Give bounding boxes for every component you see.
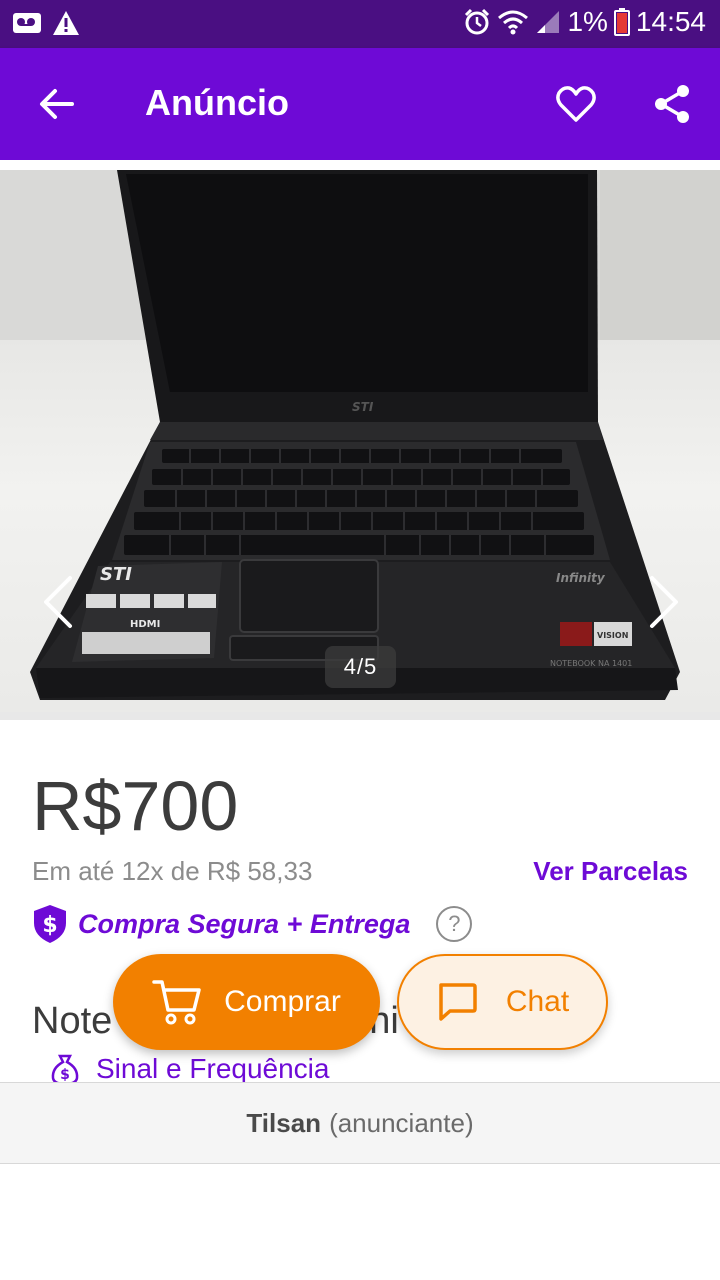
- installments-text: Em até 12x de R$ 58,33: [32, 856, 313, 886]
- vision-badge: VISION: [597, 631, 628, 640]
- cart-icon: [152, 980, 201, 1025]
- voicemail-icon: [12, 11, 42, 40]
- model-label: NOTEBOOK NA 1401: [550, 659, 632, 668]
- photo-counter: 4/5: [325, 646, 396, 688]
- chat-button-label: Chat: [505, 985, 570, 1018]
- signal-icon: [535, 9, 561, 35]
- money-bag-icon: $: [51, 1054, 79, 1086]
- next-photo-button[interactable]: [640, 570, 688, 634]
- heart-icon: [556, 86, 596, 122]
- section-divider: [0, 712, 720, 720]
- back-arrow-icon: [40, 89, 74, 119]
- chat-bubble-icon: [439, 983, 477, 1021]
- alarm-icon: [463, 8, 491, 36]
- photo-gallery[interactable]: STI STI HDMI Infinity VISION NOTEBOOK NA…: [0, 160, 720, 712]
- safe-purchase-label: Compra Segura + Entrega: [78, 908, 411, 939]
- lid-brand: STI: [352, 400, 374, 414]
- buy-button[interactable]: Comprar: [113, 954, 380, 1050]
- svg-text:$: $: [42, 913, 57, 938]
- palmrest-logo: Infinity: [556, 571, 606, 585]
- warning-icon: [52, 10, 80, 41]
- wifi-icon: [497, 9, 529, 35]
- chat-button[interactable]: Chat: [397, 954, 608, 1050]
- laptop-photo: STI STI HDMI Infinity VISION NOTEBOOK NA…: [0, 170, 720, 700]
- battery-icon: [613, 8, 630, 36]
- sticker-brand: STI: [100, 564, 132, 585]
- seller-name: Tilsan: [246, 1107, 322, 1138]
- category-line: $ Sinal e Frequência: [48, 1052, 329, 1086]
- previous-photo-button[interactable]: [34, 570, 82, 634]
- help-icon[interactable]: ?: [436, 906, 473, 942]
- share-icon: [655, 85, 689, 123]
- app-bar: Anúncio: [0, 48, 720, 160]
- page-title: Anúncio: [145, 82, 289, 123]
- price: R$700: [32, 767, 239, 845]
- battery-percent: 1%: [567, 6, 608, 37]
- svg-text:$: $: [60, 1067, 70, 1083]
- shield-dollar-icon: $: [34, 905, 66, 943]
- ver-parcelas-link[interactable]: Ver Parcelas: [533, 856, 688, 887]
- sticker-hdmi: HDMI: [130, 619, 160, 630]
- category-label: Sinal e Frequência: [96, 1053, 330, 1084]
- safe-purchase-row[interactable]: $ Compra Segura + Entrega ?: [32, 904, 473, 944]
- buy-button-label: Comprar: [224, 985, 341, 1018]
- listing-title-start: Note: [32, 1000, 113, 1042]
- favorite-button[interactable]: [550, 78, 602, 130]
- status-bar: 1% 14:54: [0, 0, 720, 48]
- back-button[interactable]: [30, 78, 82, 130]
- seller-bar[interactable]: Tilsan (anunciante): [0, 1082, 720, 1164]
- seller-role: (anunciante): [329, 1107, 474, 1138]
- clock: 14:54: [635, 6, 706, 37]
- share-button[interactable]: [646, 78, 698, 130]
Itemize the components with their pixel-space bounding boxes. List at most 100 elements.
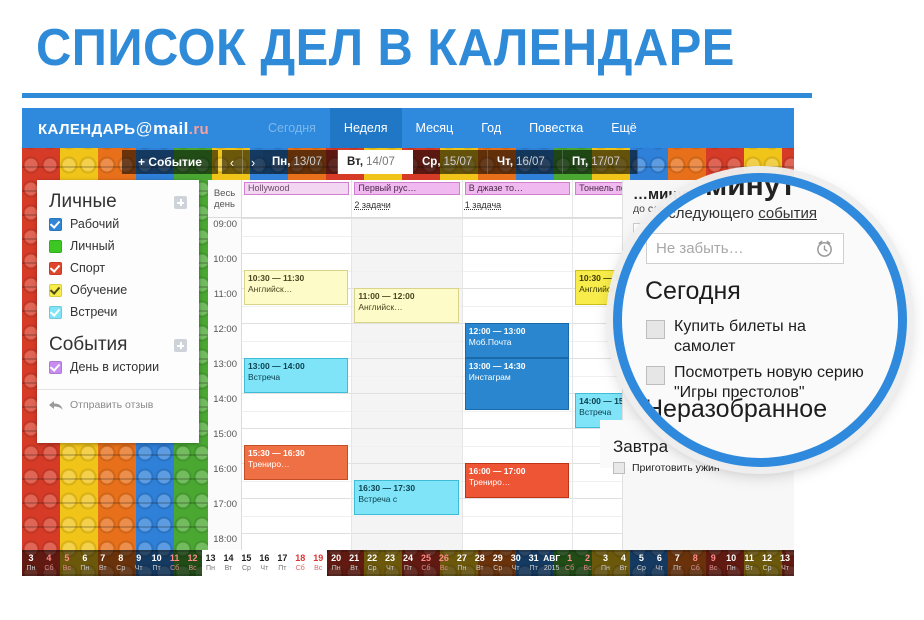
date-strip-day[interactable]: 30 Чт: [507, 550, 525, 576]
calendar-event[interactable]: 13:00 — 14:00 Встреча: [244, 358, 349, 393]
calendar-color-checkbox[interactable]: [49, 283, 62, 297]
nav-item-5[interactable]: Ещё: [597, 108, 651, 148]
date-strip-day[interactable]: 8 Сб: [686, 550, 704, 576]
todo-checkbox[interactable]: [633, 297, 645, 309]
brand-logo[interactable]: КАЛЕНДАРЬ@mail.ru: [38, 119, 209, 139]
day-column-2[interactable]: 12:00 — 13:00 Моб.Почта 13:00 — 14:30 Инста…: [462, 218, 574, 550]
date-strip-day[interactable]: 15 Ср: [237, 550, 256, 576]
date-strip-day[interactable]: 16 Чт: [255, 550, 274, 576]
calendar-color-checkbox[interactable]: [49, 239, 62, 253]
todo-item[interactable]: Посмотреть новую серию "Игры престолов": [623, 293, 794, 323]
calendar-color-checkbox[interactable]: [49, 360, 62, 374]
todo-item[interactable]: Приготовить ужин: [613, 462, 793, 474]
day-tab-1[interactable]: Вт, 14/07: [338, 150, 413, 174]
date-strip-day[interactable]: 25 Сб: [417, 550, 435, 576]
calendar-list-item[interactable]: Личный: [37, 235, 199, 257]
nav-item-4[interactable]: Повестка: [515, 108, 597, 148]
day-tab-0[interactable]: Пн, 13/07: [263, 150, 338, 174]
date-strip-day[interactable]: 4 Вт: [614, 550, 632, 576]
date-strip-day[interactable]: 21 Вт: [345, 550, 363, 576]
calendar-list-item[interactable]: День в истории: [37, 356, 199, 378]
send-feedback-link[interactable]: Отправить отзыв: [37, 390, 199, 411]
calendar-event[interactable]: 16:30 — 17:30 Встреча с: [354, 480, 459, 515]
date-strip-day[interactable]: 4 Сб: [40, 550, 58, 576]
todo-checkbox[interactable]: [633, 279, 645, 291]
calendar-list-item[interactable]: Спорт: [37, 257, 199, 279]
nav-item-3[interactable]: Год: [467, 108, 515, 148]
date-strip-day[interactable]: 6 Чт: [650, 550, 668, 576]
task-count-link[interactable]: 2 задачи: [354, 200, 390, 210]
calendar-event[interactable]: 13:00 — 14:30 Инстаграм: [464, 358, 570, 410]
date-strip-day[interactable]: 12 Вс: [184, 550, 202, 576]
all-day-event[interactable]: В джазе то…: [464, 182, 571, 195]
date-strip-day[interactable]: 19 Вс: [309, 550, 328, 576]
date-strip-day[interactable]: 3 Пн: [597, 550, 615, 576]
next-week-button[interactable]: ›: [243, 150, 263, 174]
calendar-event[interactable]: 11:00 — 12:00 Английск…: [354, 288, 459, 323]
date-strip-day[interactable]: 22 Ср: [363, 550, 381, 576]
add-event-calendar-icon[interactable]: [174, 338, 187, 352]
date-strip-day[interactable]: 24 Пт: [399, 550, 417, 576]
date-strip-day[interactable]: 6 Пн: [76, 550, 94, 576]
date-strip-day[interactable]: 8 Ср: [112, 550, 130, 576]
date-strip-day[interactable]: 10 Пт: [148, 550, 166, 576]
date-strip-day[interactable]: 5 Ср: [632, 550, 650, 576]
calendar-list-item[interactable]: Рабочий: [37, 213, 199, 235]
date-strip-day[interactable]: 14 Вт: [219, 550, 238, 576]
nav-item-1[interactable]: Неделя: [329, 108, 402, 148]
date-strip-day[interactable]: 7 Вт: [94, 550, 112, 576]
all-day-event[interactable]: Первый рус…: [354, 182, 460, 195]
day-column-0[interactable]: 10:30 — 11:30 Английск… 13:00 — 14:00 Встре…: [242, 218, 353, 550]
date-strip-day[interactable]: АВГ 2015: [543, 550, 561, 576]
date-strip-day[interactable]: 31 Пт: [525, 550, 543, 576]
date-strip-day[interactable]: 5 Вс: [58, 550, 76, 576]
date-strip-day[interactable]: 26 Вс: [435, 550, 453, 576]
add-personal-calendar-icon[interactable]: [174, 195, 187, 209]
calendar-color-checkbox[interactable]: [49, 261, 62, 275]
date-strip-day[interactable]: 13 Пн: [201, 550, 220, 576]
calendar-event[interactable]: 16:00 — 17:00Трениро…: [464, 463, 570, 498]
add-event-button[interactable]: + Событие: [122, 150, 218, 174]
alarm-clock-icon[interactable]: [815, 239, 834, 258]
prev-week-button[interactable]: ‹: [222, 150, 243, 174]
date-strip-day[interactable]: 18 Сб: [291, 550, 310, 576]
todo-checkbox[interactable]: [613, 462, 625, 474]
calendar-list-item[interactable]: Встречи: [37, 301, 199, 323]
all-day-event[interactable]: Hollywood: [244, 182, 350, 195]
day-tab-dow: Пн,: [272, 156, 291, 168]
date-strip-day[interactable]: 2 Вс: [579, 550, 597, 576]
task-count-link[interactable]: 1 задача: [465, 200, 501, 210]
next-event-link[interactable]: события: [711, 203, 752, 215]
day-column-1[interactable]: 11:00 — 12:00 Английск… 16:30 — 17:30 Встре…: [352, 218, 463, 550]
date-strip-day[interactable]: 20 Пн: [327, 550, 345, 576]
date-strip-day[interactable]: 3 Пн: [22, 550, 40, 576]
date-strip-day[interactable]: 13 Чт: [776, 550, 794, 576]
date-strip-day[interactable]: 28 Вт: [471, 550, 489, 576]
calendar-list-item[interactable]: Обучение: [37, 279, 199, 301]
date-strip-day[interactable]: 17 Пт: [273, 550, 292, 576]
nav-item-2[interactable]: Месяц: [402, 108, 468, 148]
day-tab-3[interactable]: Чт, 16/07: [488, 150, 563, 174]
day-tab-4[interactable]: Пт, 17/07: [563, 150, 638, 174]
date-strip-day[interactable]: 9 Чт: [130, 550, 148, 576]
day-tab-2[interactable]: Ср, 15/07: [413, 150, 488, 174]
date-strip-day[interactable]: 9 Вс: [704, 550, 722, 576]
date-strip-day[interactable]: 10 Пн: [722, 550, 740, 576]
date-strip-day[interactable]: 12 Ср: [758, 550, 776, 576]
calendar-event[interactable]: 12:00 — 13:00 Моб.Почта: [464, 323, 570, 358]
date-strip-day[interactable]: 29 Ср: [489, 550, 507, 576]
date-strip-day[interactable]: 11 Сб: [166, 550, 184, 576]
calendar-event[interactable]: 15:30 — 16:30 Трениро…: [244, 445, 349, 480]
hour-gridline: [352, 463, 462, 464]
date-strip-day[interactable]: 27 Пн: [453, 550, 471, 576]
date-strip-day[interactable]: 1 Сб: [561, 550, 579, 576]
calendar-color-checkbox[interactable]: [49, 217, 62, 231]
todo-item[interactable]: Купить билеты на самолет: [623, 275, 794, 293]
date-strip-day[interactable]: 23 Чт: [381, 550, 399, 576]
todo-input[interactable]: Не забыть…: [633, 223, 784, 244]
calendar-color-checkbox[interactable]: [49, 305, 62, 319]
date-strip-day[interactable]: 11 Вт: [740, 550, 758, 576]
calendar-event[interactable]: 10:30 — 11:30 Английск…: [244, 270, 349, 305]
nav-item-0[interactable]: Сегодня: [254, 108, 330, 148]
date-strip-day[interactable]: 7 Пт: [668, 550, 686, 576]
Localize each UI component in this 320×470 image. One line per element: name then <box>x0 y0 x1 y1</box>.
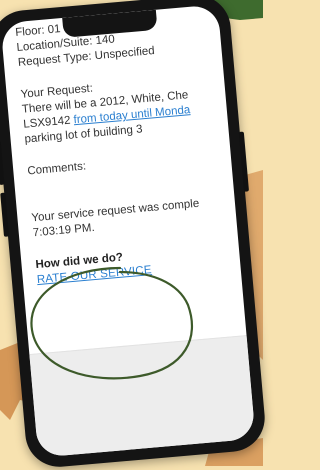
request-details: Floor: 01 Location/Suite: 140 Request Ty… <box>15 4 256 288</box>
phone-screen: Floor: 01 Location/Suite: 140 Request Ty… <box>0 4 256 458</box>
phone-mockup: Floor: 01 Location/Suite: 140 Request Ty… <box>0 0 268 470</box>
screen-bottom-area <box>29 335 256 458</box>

------------------------------------------------------------

_과제 안내_
위 항목에서 "anunciante" 문자열이 들어 있는 줄만 걸러 그대로 옮겨 주시겠어요? 대소문자는 구분합니다.

_풀이_
- seller-bar[interactable]: Tilsan (anunciante): [0, 1082, 720, 1164]
- seller-role: (anunciante): [329, 1107, 474, 1138]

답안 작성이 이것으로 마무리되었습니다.